== Input
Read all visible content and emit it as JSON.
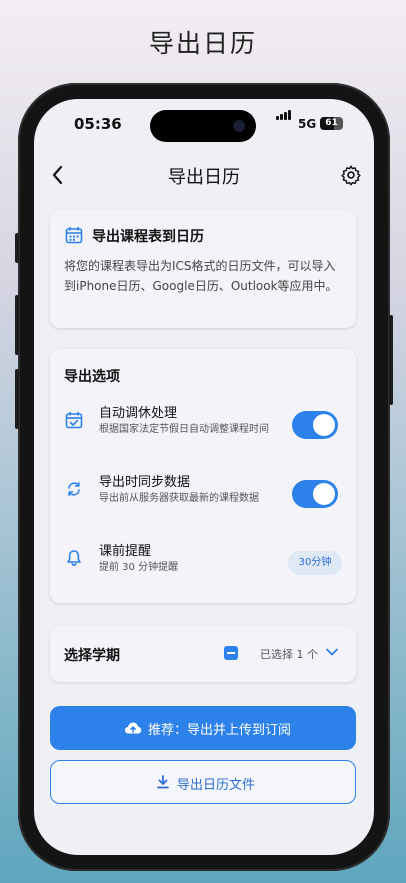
{
  "caption": "导出日历",
  "status_bar": {
    "time": "05:36",
    "network": "5G",
    "battery": "61"
  },
  "battery_level_percent": 61,
  "nav": {
    "title": "导出日历",
    "back_icon": "chevron-left-icon",
    "settings_icon": "gear-icon"
  },
  "info_card": {
    "icon": "calendar-icon",
    "title": "导出课程表到日历",
    "description": "将您的课程表导出为ICS格式的日历文件，可以导入到iPhone日历、Google日历、Outlook等应用中。"
  },
  "options_card": {
    "title": "导出选项",
    "options": [
      {
        "icon": "calendar-check-icon",
        "label": "自动调休处理",
        "desc": "根据国家法定节假日自动调整课程时间",
        "enabled": true
      },
      {
        "icon": "sync-icon",
        "label": "导出时同步数据",
        "desc": "导出前从服务器获取最新的课程数据",
        "enabled": true
      },
      {
        "icon": "bell-icon",
        "label": "课前提醒",
        "desc": "提前 30 分钟提醒",
        "chip": "30分钟"
      }
    ]
  },
  "semester_card": {
    "title": "选择学期",
    "selected_text": "已选择 1 个",
    "chevron_icon": "chevron-down-icon"
  },
  "buttons": {
    "primary_label": "推荐：导出并上传到订阅",
    "primary_icon": "cloud-upload-icon",
    "secondary_label": "导出日历文件",
    "secondary_icon": "download-icon"
  },
  "colors": {
    "accent": "#2c82ea",
    "screen_bg": "#eef0f6",
    "card_bg": "#f3f3f9"
  }
}
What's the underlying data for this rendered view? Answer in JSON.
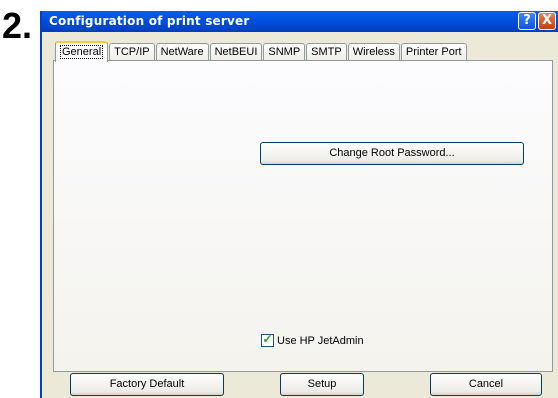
{
  "step_number": "2.",
  "window": {
    "title": "Configuration of print server",
    "help_label": "?",
    "close_label": "X"
  },
  "tabs": [
    "General",
    "TCP/IP",
    "NetWare",
    "NetBEUI",
    "SNMP",
    "SMTP",
    "Wireless",
    "Printer Port"
  ],
  "general": {
    "change_password_label": "Change Root Password...",
    "use_jetadmin_label": "Use HP JetAdmin",
    "use_jetadmin_checked": true
  },
  "footer": {
    "factory_default_label": "Factory Default",
    "setup_label": "Setup",
    "cancel_label": "Cancel"
  }
}
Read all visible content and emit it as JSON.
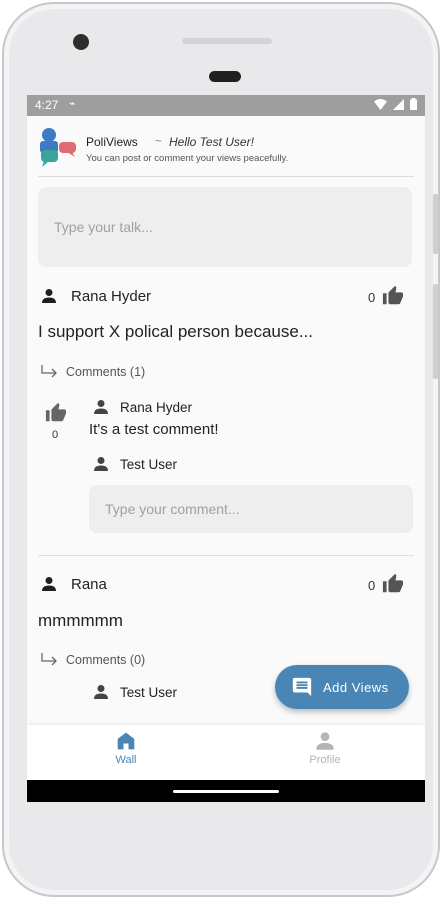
{
  "status_bar": {
    "time": "4:27"
  },
  "app": {
    "title": "PoliViews",
    "separator": "~",
    "greeting": "Hello Test User!",
    "tagline": "You can post or comment your views peacefully."
  },
  "composer": {
    "placeholder": "Type your talk..."
  },
  "posts": [
    {
      "author": "Rana Hyder",
      "likes": "0",
      "text": "I support X polical person because...",
      "comments_label": "Comments (1)",
      "comments": [
        {
          "author": "Rana Hyder",
          "text": "It's a test comment!",
          "likes": "0"
        }
      ],
      "current_user": "Test User",
      "comment_placeholder": "Type your comment..."
    },
    {
      "author": "Rana",
      "likes": "0",
      "text": "mmmmmm",
      "comments_label": "Comments (0)",
      "current_user": "Test User"
    }
  ],
  "fab": {
    "label": "Add Views",
    "icon": "comment-icon"
  },
  "bottom_nav": [
    {
      "label": "Wall",
      "icon": "home-icon",
      "active": true
    },
    {
      "label": "Profile",
      "icon": "person-icon",
      "active": false
    }
  ],
  "colors": {
    "accent": "#4a86b5",
    "inactive": "#b5b5b5",
    "text": "#222222"
  }
}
====
▶ Goal: From the listing above, print every entry precisely and drop the pictures.

▶ Problem solution:
Read all visible content and emit it as JSON.
{
  "caption": "导出日历",
  "status_bar": {
    "time": "05:36",
    "network": "5G",
    "battery": "61"
  },
  "battery_level_percent": 61,
  "nav": {
    "title": "导出日历",
    "back_icon": "chevron-left-icon",
    "settings_icon": "gear-icon"
  },
  "info_card": {
    "icon": "calendar-icon",
    "title": "导出课程表到日历",
    "description": "将您的课程表导出为ICS格式的日历文件，可以导入到iPhone日历、Google日历、Outlook等应用中。"
  },
  "options_card": {
    "title": "导出选项",
    "options": [
      {
        "icon": "calendar-check-icon",
        "label": "自动调休处理",
        "desc": "根据国家法定节假日自动调整课程时间",
        "enabled": true
      },
      {
        "icon": "sync-icon",
        "label": "导出时同步数据",
        "desc": "导出前从服务器获取最新的课程数据",
        "enabled": true
      },
      {
        "icon": "bell-icon",
        "label": "课前提醒",
        "desc": "提前 30 分钟提醒",
        "chip": "30分钟"
      }
    ]
  },
  "semester_card": {
    "title": "选择学期",
    "selected_text": "已选择 1 个",
    "chevron_icon": "chevron-down-icon"
  },
  "buttons": {
    "primary_label": "推荐：导出并上传到订阅",
    "primary_icon": "cloud-upload-icon",
    "secondary_label": "导出日历文件",
    "secondary_icon": "download-icon"
  },
  "colors": {
    "accent": "#2c82ea",
    "screen_bg": "#eef0f6",
    "card_bg": "#f3f3f9"
  }
}
What's the underlying data for this rendered view? Answer in JSON.
{
  "step_number": "2.",
  "window": {
    "title": "Configuration of print server",
    "help_label": "?",
    "close_label": "X"
  },
  "tabs": [
    "General",
    "TCP/IP",
    "NetWare",
    "NetBEUI",
    "SNMP",
    "SMTP",
    "Wireless",
    "Printer Port"
  ],
  "general": {
    "change_password_label": "Change Root Password...",
    "use_jetadmin_label": "Use HP JetAdmin",
    "use_jetadmin_checked": true
  },
  "footer": {
    "factory_default_label": "Factory Default",
    "setup_label": "Setup",
    "cancel_label": "Cancel"
  }
}
Read all visible content and emit it as JSON.
{
  "status_bar": {
    "time": "4:27"
  },
  "app": {
    "title": "PoliViews",
    "separator": "~",
    "greeting": "Hello Test User!",
    "tagline": "You can post or comment your views peacefully."
  },
  "composer": {
    "placeholder": "Type your talk..."
  },
  "posts": [
    {
      "author": "Rana Hyder",
      "likes": "0",
      "text": "I support X polical person because...",
      "comments_label": "Comments (1)",
      "comments": [
        {
          "author": "Rana Hyder",
          "text": "It's a test comment!",
          "likes": "0"
        }
      ],
      "current_user": "Test User",
      "comment_placeholder": "Type your comment..."
    },
    {
      "author": "Rana",
      "likes": "0",
      "text": "mmmmmm",
      "comments_label": "Comments (0)",
      "current_user": "Test User"
    }
  ],
  "fab": {
    "label": "Add Views",
    "icon": "comment-icon"
  },
  "bottom_nav": [
    {
      "label": "Wall",
      "icon": "home-icon",
      "active": true
    },
    {
      "label": "Profile",
      "icon": "person-icon",
      "active": false
    }
  ],
  "colors": {
    "accent": "#4a86b5",
    "inactive": "#b5b5b5",
    "text": "#222222"
  }
}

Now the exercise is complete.